··· TESTO DEL DOCUMENTO ···
Questo sito utilizza cookie, anche di terze parti, per migliorarne l'esperienza di navigazione e consentire a chi naviga di usufruire dei nostri servizi online. Se prosegui nella navigazione acconsenti all'utilizzo dei cookie.
Per maggiori informazioni leggi la privacy policy e la cookie policy presenti nel sito.

Halloween tra vecchie angosce e nuovi terrorismi

La notizia
E se questa volta gli spiriti malvagi si materializzassero? Se lo è chiesto in un inchiesta il Wall Street Journal e se lo chiedono milioni di americani che di stanno preparando alla festa di Halloween. Con i bambini che scelgono i costumi da indossare la notte del 31 ottobre per poi andare da una casa all'altra dei vicini, formulando l'innocua minaccia: "dolcetto o scherzetto"?
''Il corriere della Sera, di sabato 20 ottobre 2001

Il commento
Il nuovo incubo terroristico si chiama antrace.
Il postino contagiato a Washington è morto; la camera e il senato USA restano chiusi.

Ora, tenere sotto controllo la paura e la nevrosi è forse il compito più difficile...migliaia di persone potrebbero essere contaminate...anche i telegiornali e i mass media divulgano ormai notizie agghiaccianti, senza protezione per le" psicosi collettive".

Bacilli come antrace, vaiolo o anche gas nervini diventano i protagonisti dei nostri pensieri, e dei nostri incubi notturni.
··· INSIEME DI DATI ···
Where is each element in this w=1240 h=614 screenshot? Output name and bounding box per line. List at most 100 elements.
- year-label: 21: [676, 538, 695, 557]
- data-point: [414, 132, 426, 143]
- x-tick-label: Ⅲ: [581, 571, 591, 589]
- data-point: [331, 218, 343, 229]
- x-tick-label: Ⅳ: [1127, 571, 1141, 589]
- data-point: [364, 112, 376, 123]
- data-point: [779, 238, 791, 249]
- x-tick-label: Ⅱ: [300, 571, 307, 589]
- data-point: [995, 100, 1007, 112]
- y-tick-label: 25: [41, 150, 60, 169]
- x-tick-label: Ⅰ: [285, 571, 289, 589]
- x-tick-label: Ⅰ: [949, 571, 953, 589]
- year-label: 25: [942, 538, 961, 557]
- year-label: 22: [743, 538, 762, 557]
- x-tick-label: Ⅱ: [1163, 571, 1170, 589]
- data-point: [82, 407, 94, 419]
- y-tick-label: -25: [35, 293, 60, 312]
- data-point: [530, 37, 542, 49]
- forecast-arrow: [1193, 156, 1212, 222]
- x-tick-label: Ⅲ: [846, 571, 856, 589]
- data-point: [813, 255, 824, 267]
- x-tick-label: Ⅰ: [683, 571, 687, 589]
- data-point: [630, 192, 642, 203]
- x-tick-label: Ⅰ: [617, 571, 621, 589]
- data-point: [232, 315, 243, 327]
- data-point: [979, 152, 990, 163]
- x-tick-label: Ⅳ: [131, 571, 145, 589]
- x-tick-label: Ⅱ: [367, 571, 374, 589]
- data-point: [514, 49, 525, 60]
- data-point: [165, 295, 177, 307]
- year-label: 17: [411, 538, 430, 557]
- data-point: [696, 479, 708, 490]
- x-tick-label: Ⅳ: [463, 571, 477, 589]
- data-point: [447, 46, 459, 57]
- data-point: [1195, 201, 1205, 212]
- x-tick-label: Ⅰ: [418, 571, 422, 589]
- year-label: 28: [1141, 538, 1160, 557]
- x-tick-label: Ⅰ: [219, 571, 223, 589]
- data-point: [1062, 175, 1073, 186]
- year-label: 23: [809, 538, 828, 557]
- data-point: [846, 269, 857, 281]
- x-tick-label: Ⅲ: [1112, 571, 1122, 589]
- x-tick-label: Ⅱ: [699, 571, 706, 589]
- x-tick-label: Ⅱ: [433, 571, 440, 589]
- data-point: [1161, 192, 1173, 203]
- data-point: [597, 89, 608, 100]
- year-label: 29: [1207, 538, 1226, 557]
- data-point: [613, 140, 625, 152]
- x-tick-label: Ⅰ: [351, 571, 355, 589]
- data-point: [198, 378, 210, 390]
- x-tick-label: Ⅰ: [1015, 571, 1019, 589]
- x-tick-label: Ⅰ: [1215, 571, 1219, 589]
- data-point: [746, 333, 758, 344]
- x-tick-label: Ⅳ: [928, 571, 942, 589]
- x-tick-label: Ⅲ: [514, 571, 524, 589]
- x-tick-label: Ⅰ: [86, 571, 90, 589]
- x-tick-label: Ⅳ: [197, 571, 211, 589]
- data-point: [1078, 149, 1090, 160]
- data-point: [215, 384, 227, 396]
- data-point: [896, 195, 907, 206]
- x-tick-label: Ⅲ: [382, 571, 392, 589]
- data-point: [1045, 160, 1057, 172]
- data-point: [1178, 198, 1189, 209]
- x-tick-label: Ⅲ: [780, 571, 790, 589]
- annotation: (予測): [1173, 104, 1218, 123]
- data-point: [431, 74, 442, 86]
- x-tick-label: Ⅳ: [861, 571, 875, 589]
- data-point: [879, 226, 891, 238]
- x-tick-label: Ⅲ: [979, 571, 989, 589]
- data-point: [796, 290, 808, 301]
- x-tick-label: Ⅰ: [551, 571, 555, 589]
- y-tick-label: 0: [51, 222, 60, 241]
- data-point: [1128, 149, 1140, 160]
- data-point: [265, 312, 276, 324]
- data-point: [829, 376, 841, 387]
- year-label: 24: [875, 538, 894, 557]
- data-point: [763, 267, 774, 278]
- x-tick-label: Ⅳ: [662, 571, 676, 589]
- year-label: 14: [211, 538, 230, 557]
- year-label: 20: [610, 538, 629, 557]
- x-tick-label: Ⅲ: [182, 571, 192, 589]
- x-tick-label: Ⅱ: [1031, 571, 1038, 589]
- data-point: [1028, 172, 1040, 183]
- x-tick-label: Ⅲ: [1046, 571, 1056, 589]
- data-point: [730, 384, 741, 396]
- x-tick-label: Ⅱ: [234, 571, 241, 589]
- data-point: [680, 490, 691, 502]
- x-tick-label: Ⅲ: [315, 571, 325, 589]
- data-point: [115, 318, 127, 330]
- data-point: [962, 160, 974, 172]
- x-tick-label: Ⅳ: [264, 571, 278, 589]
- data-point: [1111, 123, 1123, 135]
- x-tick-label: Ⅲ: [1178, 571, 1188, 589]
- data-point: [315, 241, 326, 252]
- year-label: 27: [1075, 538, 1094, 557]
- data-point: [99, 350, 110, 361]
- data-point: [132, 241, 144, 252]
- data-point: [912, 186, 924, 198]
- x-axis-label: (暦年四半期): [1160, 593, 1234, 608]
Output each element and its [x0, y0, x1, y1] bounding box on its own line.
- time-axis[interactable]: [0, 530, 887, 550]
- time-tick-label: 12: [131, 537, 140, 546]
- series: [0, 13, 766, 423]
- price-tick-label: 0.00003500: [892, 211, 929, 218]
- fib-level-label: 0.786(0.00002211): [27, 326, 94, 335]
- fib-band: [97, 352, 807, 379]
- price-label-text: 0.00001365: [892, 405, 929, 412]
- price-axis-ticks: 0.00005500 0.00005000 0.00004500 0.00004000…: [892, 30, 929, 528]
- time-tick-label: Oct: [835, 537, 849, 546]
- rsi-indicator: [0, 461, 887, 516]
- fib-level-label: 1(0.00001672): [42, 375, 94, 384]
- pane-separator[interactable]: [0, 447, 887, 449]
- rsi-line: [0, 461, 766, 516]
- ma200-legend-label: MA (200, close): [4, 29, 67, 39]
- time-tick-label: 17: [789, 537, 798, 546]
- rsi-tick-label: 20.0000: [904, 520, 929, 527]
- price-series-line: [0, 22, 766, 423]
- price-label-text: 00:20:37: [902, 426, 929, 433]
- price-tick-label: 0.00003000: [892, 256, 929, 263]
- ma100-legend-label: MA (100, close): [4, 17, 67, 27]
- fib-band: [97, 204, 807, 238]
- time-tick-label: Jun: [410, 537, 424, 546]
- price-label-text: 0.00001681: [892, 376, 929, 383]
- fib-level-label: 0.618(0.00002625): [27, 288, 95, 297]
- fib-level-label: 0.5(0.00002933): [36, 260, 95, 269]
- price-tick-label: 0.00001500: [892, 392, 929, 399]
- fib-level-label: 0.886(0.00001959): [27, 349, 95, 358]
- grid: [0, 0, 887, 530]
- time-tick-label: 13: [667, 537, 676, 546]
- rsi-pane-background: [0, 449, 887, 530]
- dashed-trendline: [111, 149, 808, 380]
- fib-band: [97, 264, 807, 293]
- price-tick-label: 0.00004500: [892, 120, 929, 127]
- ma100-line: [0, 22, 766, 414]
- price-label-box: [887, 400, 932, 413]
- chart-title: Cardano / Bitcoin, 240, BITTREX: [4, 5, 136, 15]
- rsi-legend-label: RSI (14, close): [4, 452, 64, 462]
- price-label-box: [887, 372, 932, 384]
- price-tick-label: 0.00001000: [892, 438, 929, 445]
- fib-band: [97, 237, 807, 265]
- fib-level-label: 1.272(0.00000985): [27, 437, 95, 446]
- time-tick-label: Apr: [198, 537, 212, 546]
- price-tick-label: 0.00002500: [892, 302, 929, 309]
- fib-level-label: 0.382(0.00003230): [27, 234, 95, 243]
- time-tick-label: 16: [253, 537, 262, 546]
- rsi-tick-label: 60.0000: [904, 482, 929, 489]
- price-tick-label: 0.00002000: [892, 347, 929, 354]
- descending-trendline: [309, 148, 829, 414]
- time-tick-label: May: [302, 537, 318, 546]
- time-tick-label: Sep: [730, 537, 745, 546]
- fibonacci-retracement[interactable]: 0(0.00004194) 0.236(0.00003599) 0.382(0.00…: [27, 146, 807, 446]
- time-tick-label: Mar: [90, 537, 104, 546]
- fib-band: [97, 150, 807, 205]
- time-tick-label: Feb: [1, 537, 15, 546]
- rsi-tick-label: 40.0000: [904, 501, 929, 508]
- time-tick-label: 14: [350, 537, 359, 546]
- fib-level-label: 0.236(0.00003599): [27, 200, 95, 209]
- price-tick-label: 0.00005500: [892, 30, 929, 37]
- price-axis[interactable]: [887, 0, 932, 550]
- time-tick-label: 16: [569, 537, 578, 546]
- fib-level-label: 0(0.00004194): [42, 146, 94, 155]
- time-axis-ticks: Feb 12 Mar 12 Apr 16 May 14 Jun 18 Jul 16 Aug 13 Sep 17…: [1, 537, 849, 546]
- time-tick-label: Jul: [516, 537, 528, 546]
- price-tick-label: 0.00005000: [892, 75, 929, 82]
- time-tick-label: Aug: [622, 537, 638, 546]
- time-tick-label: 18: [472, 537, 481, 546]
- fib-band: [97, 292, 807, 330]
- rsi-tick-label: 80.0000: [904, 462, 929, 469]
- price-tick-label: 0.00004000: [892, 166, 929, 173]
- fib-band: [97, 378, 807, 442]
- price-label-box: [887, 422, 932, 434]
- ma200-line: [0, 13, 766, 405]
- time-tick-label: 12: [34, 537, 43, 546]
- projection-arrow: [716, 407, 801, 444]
···
ESPLORA IL MATERIALE »
1. Indica se ciascuna affermazione concorda con il testo su Halloween, rispondendo sì o no e citando esattamente le parole decisive: (a) il postino contagiato a Washington è morto; (b) la camera e il senato USA hanno riaperto; (c) il nuovo incubo terroristico si chiama vaiolo.
2. Trascrivi fedelmente il passo del testo su Halloween da "Halloween tra vecchie" fino a "si chiama antrace." incluso.

ELENCO RISPOSTE »
1.
(a) Sì: "Il postino contagiato a Washington è morto"
(b) No: "la camera e il senato USA restano chiusi"
(c) No: "Il nuovo incubo terroristico si chiama antrace."

2.
Halloween tra vecchie angosce e nuovi terrorismi

La notizia
E se questa volta gli spiriti malvagi si materializzassero? Se lo è chiesto in un inchiesta il Wall Street Journal e se lo chiedono milioni di americani che di stanno preparando alla festa di Halloween. Con i bambini che scelgono i costumi da indossare la notte del 31 ottobre per poi andare da una casa all'altra dei vicini, formulando l'innocua minaccia: "dolcetto o scherzetto"?
''Il corriere della Sera, di sabato 20 ottobre 2001

Il commento
Il nuovo incubo terroristico si chiama antrace.